* Short problem
Each record that follows should be repeated exactly, minus any images.

* Listing
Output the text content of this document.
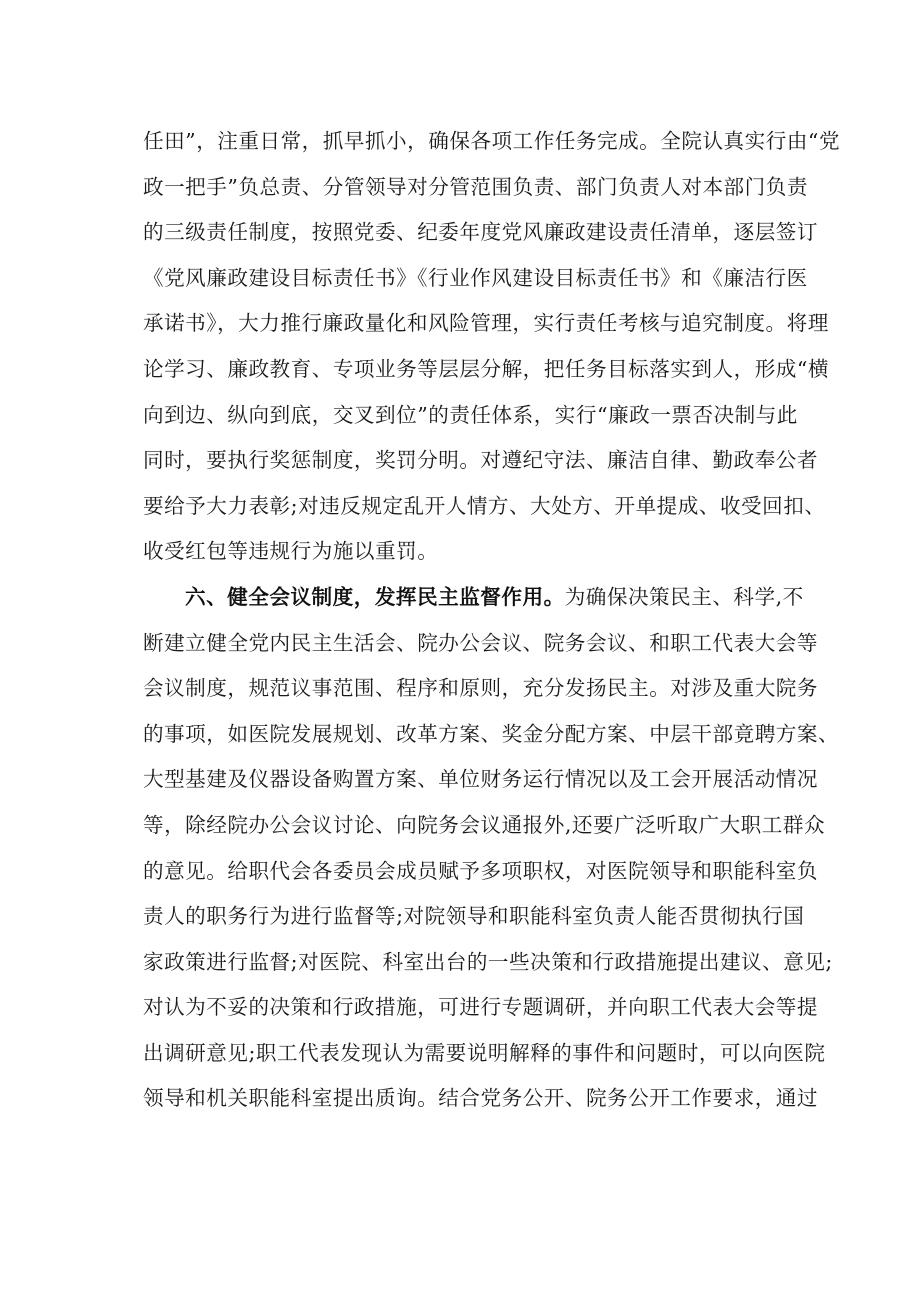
任田”，注重日常，抓早抓小，确保各项工作任务完成。全院认真实行由“党
政一把手”负总责、分管领导对分管范围负责、部门负责人对本部门负责
的三级责任制度，按照党委、纪委年度党风廉政建设责任清单，逐层签订
《党风廉政建设目标责任书》《行业作风建设目标责任书》和《廉洁行医
承诺书》，大力推行廉政量化和风险管理，实行责任考核与追究制度。将理
论学习、廉政教育、专项业务等层层分解，把任务目标落实到人，形成“横
向到边、纵向到底，交叉到位”的责任体系，实行“廉政一票否决制与此
同时，要执行奖惩制度，奖罚分明。对遵纪守法、廉洁自律、勤政奉公者
要给予大力表彰;对违反规定乱开人情方、大处方、开单提成、收受回扣、
收受红包等违规行为施以重罚。
六、健全会议制度，发挥民主监督作用。为确保决策民主、科学,不
断建立健全党内民主生活会、院办公会议、院务会议、和职工代表大会等
会议制度，规范议事范围、程序和原则，充分发扬民主。对涉及重大院务
的事项，如医院发展规划、改革方案、奖金分配方案、中层干部竟聘方案、
大型基建及仪器设备购置方案、单位财务运行情况以及工会开展活动情况
等，除经院办公会议讨论、向院务会议通报外,还要广泛听取广大职工群众
的意见。给职代会各委员会成员赋予多项职权，对医院领导和职能科室负
责人的职务行为进行监督等;对院领导和职能科室负责人能否贯彻执行国
家政策进行监督;对医院、科室出台的一些决策和行政措施提出建议、意见;
对认为不妥的决策和行政措施，可进行专题调研，并向职工代表大会等提
出调研意见;职工代表发现认为需要说明解释的事件和问题时，可以向医院
领导和机关职能科室提出质询。结合党务公开、院务公开工作要求，通过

* Output of the task
Output the text content of this document.
任田”，注重日常，抓早抓小，确保各项工作任务完成。全院认真实行由“党
政一把手”负总责、分管领导对分管范围负责、部门负责人对本部门负责
的三级责任制度，按照党委、纪委年度党风廉政建设责任清单，逐层签订
《党风廉政建设目标责任书》《行业作风建设目标责任书》和《廉洁行医
承诺书》，大力推行廉政量化和风险管理，实行责任考核与追究制度。将理
论学习、廉政教育、专项业务等层层分解，把任务目标落实到人，形成“横
向到边、纵向到底，交叉到位”的责任体系，实行“廉政一票否决制与此
同时，要执行奖惩制度，奖罚分明。对遵纪守法、廉洁自律、勤政奉公者
要给予大力表彰;对违反规定乱开人情方、大处方、开单提成、收受回扣、
收受红包等违规行为施以重罚。
六、健全会议制度，发挥民主监督作用。为确保决策民主、科学,不
断建立健全党内民主生活会、院办公会议、院务会议、和职工代表大会等
会议制度，规范议事范围、程序和原则，充分发扬民主。对涉及重大院务
的事项，如医院发展规划、改革方案、奖金分配方案、中层干部竟聘方案、
大型基建及仪器设备购置方案、单位财务运行情况以及工会开展活动情况
等，除经院办公会议讨论、向院务会议通报外,还要广泛听取广大职工群众
的意见。给职代会各委员会成员赋予多项职权，对医院领导和职能科室负
责人的职务行为进行监督等;对院领导和职能科室负责人能否贯彻执行国
家政策进行监督;对医院、科室出台的一些决策和行政措施提出建议、意见;
对认为不妥的决策和行政措施，可进行专题调研，并向职工代表大会等提
出调研意见;职工代表发现认为需要说明解释的事件和问题时，可以向医院
领导和机关职能科室提出质询。结合党务公开、院务公开工作要求，通过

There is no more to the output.